*** Records
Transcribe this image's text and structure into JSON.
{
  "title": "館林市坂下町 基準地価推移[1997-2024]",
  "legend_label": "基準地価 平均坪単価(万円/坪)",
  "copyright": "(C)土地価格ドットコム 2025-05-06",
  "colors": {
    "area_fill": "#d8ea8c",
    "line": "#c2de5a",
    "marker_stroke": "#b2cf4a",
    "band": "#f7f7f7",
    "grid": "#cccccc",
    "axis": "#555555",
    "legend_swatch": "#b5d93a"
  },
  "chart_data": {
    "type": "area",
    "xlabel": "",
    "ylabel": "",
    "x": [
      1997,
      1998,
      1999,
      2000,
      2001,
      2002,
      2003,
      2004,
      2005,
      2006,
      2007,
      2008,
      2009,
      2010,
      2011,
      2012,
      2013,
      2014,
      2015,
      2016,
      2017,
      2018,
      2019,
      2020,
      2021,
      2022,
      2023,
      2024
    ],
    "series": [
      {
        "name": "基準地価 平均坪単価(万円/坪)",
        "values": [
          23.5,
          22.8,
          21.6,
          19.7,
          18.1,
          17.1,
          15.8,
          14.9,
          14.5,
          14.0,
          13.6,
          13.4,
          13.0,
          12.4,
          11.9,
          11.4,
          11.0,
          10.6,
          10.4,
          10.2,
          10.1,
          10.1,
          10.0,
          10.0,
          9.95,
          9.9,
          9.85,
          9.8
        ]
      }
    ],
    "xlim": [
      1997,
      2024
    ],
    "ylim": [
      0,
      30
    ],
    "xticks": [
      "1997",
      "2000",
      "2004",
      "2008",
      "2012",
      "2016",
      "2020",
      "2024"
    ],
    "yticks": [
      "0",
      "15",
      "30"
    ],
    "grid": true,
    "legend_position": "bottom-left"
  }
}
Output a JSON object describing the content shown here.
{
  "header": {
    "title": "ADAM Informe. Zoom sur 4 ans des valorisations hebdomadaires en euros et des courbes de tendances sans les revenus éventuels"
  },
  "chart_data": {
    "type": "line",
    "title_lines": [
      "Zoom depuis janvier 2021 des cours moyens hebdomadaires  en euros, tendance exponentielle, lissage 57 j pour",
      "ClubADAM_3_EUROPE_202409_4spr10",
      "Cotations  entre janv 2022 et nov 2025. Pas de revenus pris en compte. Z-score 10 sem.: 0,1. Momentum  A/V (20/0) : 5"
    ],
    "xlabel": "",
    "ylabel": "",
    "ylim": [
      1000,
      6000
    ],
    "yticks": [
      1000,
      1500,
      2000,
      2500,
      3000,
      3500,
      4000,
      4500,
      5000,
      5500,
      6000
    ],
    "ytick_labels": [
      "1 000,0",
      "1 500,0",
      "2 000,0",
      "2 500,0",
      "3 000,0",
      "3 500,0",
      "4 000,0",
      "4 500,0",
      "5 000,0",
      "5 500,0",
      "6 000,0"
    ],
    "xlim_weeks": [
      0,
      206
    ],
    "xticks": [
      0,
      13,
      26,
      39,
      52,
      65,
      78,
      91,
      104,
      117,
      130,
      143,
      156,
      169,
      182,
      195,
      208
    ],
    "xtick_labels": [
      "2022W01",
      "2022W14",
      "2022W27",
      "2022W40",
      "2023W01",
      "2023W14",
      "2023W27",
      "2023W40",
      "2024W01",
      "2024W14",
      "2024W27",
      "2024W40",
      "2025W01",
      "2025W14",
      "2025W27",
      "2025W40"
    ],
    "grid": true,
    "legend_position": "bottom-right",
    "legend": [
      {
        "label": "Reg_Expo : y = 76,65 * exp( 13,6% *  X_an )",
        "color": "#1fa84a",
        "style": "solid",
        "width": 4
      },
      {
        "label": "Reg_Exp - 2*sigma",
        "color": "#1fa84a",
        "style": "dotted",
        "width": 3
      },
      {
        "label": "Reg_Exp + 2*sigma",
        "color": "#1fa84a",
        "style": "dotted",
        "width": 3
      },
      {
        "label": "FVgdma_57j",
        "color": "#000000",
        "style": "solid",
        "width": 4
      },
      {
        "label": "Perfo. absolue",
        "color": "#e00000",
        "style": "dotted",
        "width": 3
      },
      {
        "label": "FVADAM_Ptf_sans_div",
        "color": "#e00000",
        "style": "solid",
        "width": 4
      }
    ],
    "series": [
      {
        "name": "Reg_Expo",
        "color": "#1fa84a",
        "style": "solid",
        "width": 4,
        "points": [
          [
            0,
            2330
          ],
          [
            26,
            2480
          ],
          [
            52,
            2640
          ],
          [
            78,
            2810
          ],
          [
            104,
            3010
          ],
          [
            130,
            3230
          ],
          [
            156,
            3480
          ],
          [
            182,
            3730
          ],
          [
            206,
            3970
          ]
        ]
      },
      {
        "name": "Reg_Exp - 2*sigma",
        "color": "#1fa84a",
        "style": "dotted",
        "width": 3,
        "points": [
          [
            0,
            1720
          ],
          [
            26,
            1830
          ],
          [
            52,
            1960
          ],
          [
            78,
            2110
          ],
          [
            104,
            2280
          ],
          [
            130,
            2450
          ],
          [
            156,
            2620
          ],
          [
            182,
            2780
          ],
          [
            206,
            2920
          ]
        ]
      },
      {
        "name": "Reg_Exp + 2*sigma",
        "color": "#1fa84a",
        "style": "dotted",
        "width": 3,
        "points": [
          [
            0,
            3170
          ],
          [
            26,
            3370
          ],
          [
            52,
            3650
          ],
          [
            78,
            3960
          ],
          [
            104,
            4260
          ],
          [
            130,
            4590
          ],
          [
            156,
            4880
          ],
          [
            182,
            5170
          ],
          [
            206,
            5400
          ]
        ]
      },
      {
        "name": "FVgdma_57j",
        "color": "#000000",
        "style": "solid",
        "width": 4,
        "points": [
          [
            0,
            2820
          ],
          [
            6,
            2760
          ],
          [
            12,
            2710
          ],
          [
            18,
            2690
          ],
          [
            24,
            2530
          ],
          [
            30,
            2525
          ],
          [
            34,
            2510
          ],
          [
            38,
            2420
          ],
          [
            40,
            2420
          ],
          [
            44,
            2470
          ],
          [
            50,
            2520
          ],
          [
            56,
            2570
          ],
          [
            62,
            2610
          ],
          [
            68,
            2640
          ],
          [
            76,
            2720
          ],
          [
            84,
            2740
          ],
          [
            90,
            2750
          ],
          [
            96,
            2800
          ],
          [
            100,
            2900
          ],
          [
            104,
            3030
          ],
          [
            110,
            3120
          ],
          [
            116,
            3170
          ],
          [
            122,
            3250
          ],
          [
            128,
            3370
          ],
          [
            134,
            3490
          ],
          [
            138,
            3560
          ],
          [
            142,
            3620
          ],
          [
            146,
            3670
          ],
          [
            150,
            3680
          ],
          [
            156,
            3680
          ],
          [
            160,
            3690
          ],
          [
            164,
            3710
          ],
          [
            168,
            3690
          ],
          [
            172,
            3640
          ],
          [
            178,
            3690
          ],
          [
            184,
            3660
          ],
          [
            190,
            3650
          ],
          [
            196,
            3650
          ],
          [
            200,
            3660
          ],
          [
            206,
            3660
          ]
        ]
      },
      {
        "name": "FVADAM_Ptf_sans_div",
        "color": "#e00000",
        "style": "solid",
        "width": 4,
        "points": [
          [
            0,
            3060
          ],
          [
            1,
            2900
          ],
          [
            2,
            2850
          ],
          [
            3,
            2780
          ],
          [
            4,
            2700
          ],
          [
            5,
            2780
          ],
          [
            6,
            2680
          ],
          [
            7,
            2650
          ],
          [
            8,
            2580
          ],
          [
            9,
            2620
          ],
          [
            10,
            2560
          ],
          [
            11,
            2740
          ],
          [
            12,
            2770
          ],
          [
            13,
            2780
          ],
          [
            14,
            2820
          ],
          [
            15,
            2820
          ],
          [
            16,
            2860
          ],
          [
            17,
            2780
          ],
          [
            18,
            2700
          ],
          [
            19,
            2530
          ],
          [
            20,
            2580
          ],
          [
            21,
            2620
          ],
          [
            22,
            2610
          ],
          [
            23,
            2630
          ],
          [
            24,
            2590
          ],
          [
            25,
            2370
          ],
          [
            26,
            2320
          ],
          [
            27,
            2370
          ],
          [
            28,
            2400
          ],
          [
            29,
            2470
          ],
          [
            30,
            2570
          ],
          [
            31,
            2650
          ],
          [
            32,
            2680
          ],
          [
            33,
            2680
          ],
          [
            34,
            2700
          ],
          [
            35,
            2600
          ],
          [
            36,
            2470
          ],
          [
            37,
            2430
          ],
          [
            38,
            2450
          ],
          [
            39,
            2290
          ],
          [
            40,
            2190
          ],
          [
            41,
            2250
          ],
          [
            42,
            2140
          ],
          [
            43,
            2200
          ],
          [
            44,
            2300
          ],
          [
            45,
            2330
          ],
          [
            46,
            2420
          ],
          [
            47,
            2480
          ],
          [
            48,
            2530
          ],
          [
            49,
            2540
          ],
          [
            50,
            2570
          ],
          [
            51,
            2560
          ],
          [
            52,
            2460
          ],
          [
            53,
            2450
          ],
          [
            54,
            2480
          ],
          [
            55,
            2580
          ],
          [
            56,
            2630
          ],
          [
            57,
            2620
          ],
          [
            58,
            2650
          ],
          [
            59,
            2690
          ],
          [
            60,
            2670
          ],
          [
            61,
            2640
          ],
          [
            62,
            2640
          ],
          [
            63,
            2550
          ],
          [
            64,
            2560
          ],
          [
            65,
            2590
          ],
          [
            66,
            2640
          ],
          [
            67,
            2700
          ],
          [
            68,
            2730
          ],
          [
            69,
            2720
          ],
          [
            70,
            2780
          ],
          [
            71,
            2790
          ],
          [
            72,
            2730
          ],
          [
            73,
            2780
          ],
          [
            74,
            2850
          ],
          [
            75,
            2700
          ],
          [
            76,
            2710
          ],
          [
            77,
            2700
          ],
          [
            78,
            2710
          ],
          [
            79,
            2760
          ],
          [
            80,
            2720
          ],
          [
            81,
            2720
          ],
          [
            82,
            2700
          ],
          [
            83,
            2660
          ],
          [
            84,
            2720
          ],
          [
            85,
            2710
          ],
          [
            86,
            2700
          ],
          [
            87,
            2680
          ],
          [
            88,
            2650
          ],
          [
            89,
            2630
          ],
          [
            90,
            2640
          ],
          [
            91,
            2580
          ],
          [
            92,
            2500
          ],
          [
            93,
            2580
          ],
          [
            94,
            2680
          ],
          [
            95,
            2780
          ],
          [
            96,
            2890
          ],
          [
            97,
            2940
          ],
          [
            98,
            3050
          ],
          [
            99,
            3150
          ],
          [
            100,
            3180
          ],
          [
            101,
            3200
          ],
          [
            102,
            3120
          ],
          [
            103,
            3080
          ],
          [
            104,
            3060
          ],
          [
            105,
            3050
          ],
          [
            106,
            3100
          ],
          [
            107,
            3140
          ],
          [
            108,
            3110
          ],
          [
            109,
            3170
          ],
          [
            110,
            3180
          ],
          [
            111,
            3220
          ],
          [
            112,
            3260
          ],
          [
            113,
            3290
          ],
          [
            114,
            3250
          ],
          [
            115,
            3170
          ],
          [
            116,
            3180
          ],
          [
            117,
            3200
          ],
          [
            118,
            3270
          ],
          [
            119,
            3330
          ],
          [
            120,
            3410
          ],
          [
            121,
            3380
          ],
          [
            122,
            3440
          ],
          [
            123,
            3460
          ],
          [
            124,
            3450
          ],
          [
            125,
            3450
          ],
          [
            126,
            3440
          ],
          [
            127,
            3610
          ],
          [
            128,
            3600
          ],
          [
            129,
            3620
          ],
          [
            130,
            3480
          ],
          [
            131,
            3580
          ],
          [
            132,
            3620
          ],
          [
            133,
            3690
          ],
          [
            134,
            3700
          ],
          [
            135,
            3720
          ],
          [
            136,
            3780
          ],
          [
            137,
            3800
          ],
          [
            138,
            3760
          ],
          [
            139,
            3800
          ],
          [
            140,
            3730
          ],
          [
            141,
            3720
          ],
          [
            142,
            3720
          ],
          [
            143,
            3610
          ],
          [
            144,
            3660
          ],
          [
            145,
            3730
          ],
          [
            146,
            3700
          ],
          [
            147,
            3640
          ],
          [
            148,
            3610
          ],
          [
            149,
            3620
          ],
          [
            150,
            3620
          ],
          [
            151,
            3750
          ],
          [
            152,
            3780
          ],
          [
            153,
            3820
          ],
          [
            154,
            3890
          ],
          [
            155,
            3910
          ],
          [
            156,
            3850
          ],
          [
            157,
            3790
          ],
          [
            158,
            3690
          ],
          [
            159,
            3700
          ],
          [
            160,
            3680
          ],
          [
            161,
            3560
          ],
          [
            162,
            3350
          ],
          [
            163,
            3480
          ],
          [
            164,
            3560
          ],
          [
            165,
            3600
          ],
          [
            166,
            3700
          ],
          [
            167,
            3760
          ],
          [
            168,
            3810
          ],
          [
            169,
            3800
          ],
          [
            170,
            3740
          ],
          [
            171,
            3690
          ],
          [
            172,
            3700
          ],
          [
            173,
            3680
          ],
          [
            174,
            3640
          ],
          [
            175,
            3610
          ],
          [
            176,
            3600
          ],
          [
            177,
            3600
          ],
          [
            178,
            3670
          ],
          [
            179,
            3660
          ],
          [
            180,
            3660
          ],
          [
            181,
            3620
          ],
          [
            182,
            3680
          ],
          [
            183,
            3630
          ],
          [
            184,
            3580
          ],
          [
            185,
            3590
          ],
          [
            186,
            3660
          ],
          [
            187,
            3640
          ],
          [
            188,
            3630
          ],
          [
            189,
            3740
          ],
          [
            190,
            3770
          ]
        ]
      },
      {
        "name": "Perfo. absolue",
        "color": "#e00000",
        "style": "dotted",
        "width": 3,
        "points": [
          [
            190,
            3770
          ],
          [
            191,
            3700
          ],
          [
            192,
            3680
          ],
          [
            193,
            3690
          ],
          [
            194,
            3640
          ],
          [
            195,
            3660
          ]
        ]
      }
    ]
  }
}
******
**Your goal**
How many lines of the listing include the string "Perfo"? Answer with the number alone.

**Solution for this problem**
2